- **WORK INSTRUCTIONS**
This task calls for copying every line in the data below that contains the word "erkennen".

- **STORED DATA**
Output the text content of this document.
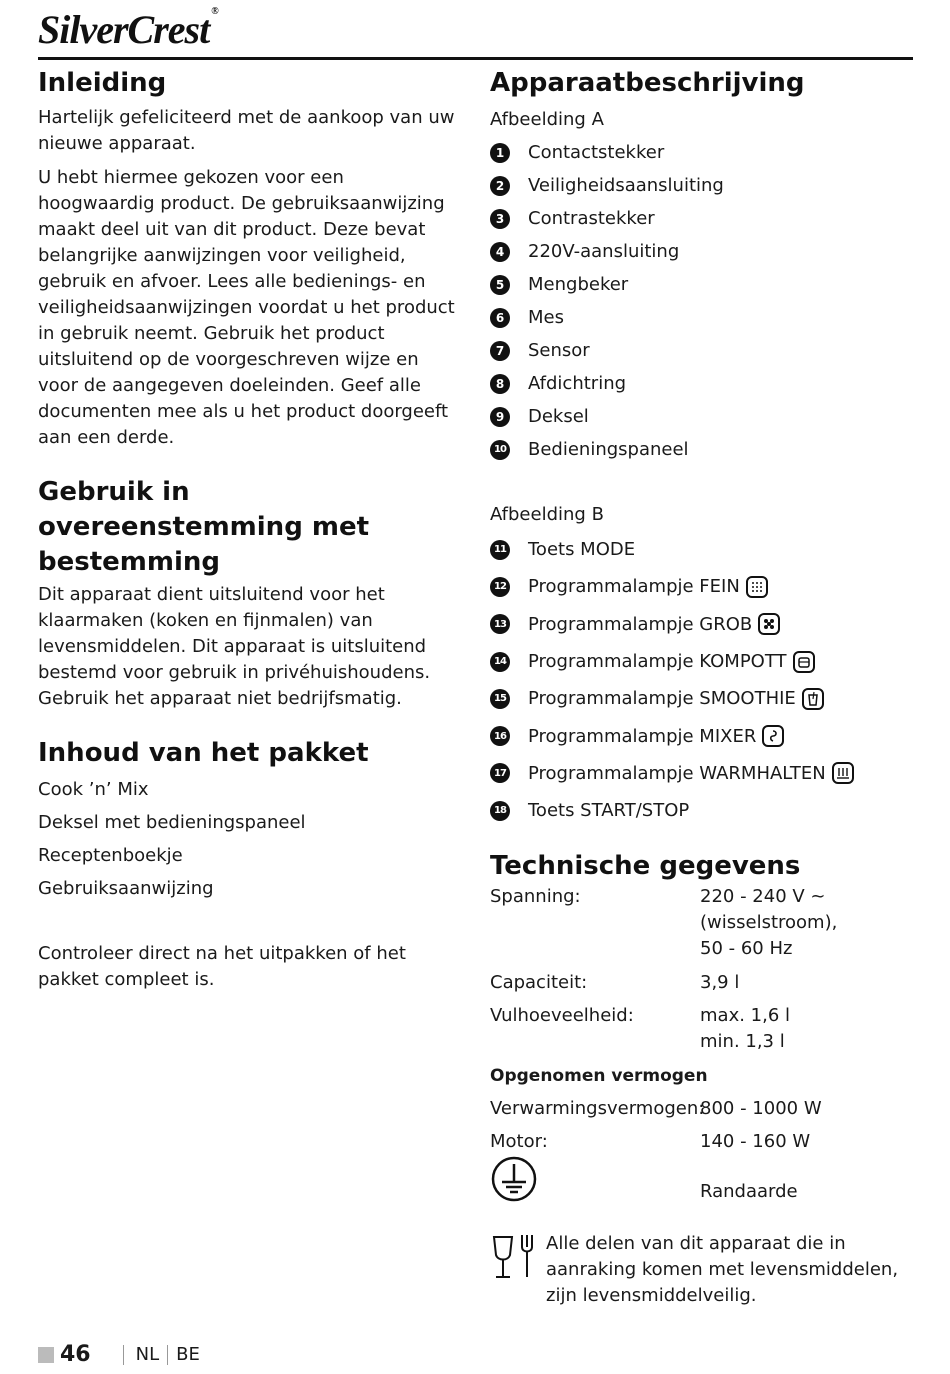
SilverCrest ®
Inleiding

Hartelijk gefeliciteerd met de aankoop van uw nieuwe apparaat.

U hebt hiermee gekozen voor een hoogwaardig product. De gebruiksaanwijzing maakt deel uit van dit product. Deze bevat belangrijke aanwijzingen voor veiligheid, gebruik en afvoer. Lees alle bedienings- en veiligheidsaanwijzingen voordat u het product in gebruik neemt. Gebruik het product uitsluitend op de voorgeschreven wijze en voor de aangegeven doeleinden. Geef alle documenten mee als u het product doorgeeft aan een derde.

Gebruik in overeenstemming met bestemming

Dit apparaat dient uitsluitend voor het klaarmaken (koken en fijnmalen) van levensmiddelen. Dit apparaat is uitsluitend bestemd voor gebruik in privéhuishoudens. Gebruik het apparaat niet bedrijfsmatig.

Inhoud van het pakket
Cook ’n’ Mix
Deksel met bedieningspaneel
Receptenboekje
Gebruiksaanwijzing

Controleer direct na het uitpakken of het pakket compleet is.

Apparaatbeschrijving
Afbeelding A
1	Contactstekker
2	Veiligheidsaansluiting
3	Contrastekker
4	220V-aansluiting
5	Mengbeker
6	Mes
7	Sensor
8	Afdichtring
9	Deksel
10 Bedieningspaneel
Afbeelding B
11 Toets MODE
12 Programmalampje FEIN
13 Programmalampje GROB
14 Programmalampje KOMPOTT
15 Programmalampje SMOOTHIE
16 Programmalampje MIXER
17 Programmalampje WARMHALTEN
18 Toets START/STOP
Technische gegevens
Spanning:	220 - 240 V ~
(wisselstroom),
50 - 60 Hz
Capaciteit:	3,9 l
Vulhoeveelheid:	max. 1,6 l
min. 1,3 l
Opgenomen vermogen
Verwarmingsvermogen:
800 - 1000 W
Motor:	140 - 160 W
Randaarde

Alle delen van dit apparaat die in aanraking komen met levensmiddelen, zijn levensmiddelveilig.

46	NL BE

* * *

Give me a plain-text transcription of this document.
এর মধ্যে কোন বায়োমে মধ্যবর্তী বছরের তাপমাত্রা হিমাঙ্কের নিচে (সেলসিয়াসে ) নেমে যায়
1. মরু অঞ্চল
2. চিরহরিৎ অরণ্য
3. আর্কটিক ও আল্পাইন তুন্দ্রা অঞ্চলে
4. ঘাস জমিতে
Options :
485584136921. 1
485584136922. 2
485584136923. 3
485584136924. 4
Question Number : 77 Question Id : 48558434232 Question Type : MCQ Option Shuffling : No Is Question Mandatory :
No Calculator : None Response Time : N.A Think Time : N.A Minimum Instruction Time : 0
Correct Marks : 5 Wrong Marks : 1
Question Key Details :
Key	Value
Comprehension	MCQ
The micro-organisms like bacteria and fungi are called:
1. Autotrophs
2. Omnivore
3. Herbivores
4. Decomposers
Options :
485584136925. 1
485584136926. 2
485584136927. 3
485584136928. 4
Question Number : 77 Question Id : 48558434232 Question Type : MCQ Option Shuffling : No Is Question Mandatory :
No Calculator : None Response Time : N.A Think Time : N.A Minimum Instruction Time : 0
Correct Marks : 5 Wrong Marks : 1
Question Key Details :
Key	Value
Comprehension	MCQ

--

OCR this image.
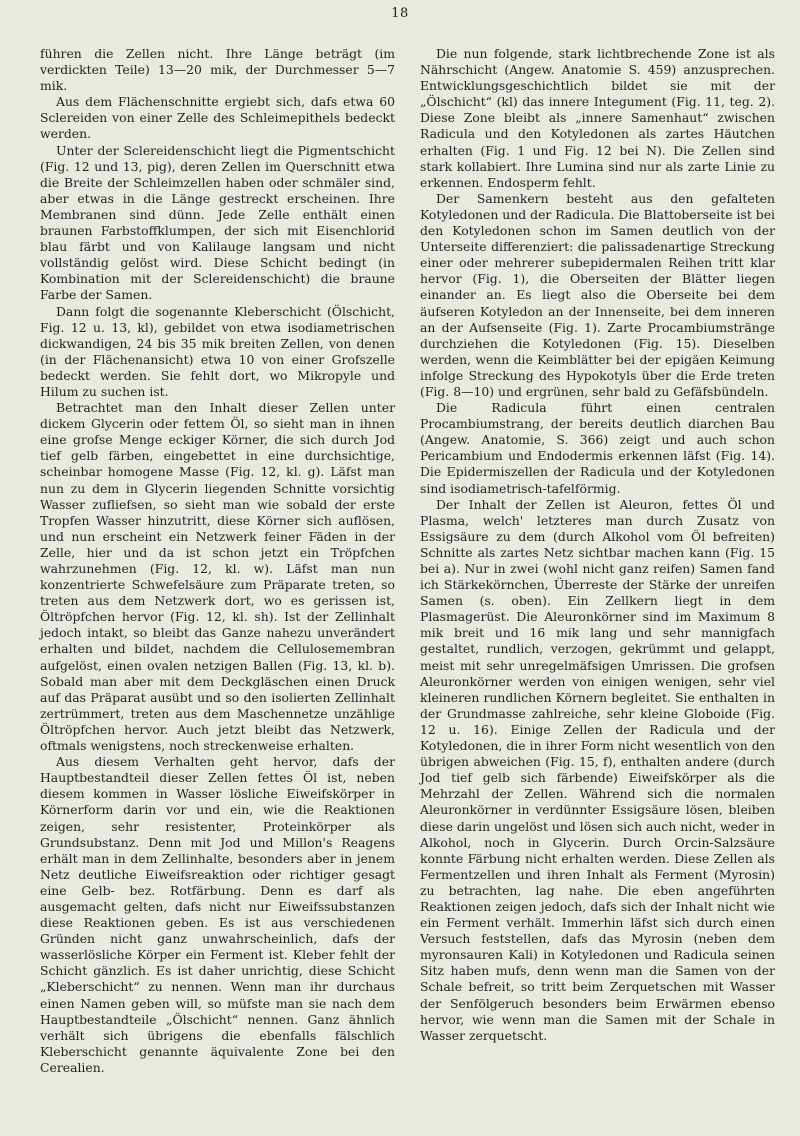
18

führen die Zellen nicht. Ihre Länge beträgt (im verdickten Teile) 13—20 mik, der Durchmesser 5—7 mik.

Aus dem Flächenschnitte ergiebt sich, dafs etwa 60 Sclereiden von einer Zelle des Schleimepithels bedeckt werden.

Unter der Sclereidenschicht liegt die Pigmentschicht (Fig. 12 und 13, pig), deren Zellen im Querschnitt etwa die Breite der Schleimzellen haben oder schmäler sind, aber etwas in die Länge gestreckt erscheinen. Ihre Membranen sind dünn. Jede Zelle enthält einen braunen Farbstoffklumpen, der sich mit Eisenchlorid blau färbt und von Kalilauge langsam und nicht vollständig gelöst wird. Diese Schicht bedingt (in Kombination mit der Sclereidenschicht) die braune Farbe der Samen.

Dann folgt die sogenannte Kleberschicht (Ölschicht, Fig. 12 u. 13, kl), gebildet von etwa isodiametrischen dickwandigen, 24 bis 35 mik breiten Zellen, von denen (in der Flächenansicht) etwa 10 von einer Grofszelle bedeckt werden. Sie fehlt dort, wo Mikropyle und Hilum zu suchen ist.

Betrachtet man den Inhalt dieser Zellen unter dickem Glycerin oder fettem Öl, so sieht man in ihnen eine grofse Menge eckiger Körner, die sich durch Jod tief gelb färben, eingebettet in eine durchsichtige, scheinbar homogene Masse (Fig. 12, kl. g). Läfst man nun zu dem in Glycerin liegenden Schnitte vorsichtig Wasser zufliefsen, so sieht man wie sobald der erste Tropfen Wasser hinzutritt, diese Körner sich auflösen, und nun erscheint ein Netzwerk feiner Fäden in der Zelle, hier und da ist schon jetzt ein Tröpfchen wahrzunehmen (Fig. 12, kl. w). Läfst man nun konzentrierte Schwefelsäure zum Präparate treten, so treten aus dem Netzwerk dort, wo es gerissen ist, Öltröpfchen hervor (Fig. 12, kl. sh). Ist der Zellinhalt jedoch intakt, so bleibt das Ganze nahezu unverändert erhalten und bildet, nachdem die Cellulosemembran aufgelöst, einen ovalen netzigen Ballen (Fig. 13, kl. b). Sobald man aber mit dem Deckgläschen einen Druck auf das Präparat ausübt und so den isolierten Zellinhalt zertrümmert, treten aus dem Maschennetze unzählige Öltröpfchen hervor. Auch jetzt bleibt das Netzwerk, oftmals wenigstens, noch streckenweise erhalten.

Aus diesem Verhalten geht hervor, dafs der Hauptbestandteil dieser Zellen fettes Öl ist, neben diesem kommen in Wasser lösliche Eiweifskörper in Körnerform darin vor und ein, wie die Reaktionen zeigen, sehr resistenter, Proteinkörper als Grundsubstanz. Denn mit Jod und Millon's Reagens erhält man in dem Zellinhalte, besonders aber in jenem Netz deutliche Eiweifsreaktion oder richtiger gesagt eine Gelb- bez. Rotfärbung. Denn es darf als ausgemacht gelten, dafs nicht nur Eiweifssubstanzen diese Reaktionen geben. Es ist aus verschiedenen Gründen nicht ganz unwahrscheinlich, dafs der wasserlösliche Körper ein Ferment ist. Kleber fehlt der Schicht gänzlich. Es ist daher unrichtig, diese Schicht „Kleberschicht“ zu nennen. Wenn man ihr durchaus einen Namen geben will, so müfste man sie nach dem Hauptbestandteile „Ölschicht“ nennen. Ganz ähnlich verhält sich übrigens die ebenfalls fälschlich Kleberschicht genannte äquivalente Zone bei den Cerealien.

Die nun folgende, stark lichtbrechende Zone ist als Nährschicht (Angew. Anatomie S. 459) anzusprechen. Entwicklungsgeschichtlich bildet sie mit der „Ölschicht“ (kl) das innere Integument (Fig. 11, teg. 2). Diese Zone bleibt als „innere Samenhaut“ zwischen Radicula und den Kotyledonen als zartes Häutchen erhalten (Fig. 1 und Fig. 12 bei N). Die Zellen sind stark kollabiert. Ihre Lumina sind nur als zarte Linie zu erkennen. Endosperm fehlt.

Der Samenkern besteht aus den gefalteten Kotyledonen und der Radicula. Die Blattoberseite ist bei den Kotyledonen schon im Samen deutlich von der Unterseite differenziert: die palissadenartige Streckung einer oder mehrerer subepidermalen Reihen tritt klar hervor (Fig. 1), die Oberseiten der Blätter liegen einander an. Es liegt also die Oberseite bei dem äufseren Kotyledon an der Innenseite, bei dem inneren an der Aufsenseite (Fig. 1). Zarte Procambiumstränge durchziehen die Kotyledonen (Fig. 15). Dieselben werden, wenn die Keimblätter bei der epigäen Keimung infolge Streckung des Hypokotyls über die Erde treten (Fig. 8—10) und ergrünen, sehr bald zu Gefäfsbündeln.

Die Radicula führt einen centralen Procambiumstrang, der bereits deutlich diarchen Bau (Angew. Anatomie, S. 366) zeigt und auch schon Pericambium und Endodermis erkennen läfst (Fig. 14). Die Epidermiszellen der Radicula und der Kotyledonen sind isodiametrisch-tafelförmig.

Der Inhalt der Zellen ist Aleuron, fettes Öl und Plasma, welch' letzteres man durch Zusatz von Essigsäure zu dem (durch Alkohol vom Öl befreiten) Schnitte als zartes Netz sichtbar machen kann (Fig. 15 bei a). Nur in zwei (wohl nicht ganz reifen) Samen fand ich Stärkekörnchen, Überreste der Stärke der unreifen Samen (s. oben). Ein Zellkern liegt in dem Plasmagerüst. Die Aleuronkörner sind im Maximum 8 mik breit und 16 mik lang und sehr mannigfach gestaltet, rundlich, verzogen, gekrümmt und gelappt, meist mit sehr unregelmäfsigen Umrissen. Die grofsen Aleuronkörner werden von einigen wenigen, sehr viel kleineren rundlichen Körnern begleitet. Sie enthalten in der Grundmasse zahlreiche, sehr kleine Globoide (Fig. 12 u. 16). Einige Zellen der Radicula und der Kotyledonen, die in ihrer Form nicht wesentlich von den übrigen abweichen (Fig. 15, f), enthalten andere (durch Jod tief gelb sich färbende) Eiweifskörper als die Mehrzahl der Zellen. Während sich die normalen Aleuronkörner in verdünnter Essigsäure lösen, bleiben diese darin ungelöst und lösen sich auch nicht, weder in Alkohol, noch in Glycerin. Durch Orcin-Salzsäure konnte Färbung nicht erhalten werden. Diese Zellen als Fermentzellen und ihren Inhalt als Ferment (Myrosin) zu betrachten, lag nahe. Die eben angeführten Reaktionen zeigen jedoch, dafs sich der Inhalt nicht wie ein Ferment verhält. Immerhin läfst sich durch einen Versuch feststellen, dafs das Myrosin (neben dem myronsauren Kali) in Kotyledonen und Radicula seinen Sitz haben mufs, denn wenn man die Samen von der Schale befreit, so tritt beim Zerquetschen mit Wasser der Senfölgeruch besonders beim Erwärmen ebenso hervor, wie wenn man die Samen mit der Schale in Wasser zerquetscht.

- **EXPECTED OUTPUT**
Die nun folgende, stark lichtbrechende Zone ist als Nährschicht (Angew. Anatomie S. 459) anzusprechen. Entwicklungsgeschichtlich bildet sie mit der „Ölschicht“ (kl) das innere Integument (Fig. 11, teg. 2). Diese Zone bleibt als „innere Samenhaut“ zwischen Radicula und den Kotyledonen als zartes Häutchen erhalten (Fig. 1 und Fig. 12 bei N). Die Zellen sind stark kollabiert. Ihre Lumina sind nur als zarte Linie zu erkennen. Endosperm fehlt.
Die Radicula führt einen centralen Procambiumstrang, der bereits deutlich diarchen Bau (Angew. Anatomie, S. 366) zeigt und auch schon Pericambium und Endodermis erkennen läfst (Fig. 14). Die Epidermiszellen der Radicula und der Kotyledonen sind isodiametrisch-tafelförmig.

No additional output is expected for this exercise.